● **Exercise task**
Go through the listing below and list every line with "title".

(Figure dataset records)
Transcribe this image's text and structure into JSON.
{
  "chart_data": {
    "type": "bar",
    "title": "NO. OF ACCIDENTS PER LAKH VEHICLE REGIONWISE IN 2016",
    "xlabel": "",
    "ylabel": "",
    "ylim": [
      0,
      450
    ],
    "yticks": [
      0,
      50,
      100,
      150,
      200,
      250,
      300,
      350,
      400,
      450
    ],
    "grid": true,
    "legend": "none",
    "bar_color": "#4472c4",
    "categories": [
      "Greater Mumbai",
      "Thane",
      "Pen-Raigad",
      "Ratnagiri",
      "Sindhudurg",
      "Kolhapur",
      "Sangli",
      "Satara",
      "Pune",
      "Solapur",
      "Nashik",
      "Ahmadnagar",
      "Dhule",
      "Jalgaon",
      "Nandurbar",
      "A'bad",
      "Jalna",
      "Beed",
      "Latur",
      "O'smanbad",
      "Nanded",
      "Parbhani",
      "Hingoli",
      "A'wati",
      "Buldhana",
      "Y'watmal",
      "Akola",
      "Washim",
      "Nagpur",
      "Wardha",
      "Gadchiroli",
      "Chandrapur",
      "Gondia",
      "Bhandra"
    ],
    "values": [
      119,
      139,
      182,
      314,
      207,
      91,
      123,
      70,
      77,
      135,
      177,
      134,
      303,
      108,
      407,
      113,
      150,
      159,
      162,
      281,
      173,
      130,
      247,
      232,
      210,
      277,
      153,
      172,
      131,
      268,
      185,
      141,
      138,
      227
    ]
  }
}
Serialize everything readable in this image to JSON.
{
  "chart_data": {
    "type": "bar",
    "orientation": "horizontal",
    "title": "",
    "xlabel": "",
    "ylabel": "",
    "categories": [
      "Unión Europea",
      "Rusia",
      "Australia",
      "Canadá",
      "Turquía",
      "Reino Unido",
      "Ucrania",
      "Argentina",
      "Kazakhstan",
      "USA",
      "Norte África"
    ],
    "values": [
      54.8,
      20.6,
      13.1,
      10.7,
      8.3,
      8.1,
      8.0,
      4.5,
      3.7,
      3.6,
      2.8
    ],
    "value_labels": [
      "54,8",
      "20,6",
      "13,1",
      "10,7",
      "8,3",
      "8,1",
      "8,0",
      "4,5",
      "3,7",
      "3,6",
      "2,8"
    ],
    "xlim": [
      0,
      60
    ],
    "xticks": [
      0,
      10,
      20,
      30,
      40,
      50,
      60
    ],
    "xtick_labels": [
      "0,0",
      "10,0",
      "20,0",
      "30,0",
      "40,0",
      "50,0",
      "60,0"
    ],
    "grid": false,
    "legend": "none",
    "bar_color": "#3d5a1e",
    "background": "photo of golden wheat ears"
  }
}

● **Complete answer**
    "title": "NO. OF ACCIDENTS PER LAKH VEHICLE REGIONWISE IN 2016",
    "title": "",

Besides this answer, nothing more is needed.